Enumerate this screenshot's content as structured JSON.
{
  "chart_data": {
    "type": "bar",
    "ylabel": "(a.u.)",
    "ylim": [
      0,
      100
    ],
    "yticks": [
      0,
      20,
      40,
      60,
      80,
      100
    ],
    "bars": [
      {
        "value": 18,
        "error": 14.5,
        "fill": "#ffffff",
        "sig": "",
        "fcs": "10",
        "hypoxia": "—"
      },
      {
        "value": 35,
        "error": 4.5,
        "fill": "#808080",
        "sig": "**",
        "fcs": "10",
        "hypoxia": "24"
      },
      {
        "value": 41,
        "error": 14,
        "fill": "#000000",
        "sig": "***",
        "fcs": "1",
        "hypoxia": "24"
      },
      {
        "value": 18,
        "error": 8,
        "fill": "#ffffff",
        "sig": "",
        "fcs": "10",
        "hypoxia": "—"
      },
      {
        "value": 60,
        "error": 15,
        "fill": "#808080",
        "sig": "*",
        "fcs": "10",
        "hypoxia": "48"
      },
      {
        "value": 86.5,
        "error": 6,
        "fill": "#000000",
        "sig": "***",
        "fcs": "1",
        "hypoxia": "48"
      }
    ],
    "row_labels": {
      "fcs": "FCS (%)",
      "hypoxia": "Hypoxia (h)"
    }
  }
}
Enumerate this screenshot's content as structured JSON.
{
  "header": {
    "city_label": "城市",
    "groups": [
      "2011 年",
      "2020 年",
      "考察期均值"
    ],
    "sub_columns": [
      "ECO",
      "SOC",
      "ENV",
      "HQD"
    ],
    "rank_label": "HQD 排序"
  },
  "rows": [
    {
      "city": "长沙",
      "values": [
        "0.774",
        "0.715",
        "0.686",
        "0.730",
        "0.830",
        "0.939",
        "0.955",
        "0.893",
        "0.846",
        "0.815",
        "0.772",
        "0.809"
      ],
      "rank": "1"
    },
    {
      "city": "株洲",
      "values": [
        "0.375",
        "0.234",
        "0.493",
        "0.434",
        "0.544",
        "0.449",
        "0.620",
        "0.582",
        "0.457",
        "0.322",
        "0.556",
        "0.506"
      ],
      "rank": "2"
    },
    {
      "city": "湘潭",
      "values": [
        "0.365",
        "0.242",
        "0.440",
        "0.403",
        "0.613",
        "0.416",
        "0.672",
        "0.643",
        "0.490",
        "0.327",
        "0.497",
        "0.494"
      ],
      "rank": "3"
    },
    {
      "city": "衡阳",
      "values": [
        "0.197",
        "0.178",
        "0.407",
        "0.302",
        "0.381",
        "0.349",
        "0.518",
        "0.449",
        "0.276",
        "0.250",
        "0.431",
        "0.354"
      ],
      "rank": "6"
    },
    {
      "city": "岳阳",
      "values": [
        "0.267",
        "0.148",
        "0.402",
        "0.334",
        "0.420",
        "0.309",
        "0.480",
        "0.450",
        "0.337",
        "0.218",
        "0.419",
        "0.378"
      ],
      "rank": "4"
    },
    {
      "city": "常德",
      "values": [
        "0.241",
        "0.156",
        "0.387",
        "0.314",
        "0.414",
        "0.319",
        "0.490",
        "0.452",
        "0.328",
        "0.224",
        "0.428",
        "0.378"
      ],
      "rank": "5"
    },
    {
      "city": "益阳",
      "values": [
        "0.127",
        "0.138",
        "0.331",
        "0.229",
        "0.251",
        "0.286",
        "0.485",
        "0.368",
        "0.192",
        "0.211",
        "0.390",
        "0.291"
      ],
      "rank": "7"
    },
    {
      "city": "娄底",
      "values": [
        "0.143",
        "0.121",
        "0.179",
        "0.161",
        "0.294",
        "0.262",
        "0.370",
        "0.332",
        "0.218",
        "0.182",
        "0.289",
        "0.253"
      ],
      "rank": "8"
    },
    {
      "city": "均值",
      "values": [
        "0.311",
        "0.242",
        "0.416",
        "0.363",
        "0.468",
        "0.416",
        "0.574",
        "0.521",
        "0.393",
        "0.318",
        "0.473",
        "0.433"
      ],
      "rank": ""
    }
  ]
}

━━━━━━━━

Task |
Copy out the whole listing exactly; please set it all down.

Problem solution |
Enumerate this screenshot's content as structured JSON.
{
  "chart_data": {
    "type": "bar",
    "ylabel": "(a.u.)",
    "ylim": [
      0,
      100
    ],
    "yticks": [
      0,
      20,
      40,
      60,
      80,
      100
    ],
    "bars": [
      {
        "value": 18,
        "error": 14.5,
        "fill": "#ffffff",
        "sig": "",
        "fcs": "10",
        "hypoxia": "—"
      },
      {
        "value": 35,
        "error": 4.5,
        "fill": "#808080",
        "sig": "**",
        "fcs": "10",
        "hypoxia": "24"
      },
      {
        "value": 41,
        "error": 14,
        "fill": "#000000",
        "sig": "***",
        "fcs": "1",
        "hypoxia": "24"
      },
      {
        "value": 18,
        "error": 8,
        "fill": "#ffffff",
        "sig": "",
        "fcs": "10",
        "hypoxia": "—"
      },
      {
        "value": 60,
        "error": 15,
        "fill": "#808080",
        "sig": "*",
        "fcs": "10",
        "hypoxia": "48"
      },
      {
        "value": 86.5,
        "error": 6,
        "fill": "#000000",
        "sig": "***",
        "fcs": "1",
        "hypoxia": "48"
      }
    ],
    "row_labels": {
      "fcs": "FCS (%)",
      "hypoxia": "Hypoxia (h)"
    }
  }
}
Enumerate this screenshot's content as structured JSON.
{
  "header": {
    "city_label": "城市",
    "groups": [
      "2011 年",
      "2020 年",
      "考察期均值"
    ],
    "sub_columns": [
      "ECO",
      "SOC",
      "ENV",
      "HQD"
    ],
    "rank_label": "HQD 排序"
  },
  "rows": [
    {
      "city": "长沙",
      "values": [
        "0.774",
        "0.715",
        "0.686",
        "0.730",
        "0.830",
        "0.939",
        "0.955",
        "0.893",
        "0.846",
        "0.815",
        "0.772",
        "0.809"
      ],
      "rank": "1"
    },
    {
      "city": "株洲",
      "values": [
        "0.375",
        "0.234",
        "0.493",
        "0.434",
        "0.544",
        "0.449",
        "0.620",
        "0.582",
        "0.457",
        "0.322",
        "0.556",
        "0.506"
      ],
      "rank": "2"
    },
    {
      "city": "湘潭",
      "values": [
        "0.365",
        "0.242",
        "0.440",
        "0.403",
        "0.613",
        "0.416",
        "0.672",
        "0.643",
        "0.490",
        "0.327",
        "0.497",
        "0.494"
      ],
      "rank": "3"
    },
    {
      "city": "衡阳",
      "values": [
        "0.197",
        "0.178",
        "0.407",
        "0.302",
        "0.381",
        "0.349",
        "0.518",
        "0.449",
        "0.276",
        "0.250",
        "0.431",
        "0.354"
      ],
      "rank": "6"
    },
    {
      "city": "岳阳",
      "values": [
        "0.267",
        "0.148",
        "0.402",
        "0.334",
        "0.420",
        "0.309",
        "0.480",
        "0.450",
        "0.337",
        "0.218",
        "0.419",
        "0.378"
      ],
      "rank": "4"
    },
    {
      "city": "常德",
      "values": [
        "0.241",
        "0.156",
        "0.387",
        "0.314",
        "0.414",
        "0.319",
        "0.490",
        "0.452",
        "0.328",
        "0.224",
        "0.428",
        "0.378"
      ],
      "rank": "5"
    },
    {
      "city": "益阳",
      "values": [
        "0.127",
        "0.138",
        "0.331",
        "0.229",
        "0.251",
        "0.286",
        "0.485",
        "0.368",
        "0.192",
        "0.211",
        "0.390",
        "0.291"
      ],
      "rank": "7"
    },
    {
      "city": "娄底",
      "values": [
        "0.143",
        "0.121",
        "0.179",
        "0.161",
        "0.294",
        "0.262",
        "0.370",
        "0.332",
        "0.218",
        "0.182",
        "0.289",
        "0.253"
      ],
      "rank": "8"
    },
    {
      "city": "均值",
      "values": [
        "0.311",
        "0.242",
        "0.416",
        "0.363",
        "0.468",
        "0.416",
        "0.574",
        "0.521",
        "0.393",
        "0.318",
        "0.473",
        "0.433"
      ],
      "rank": ""
    }
  ]
}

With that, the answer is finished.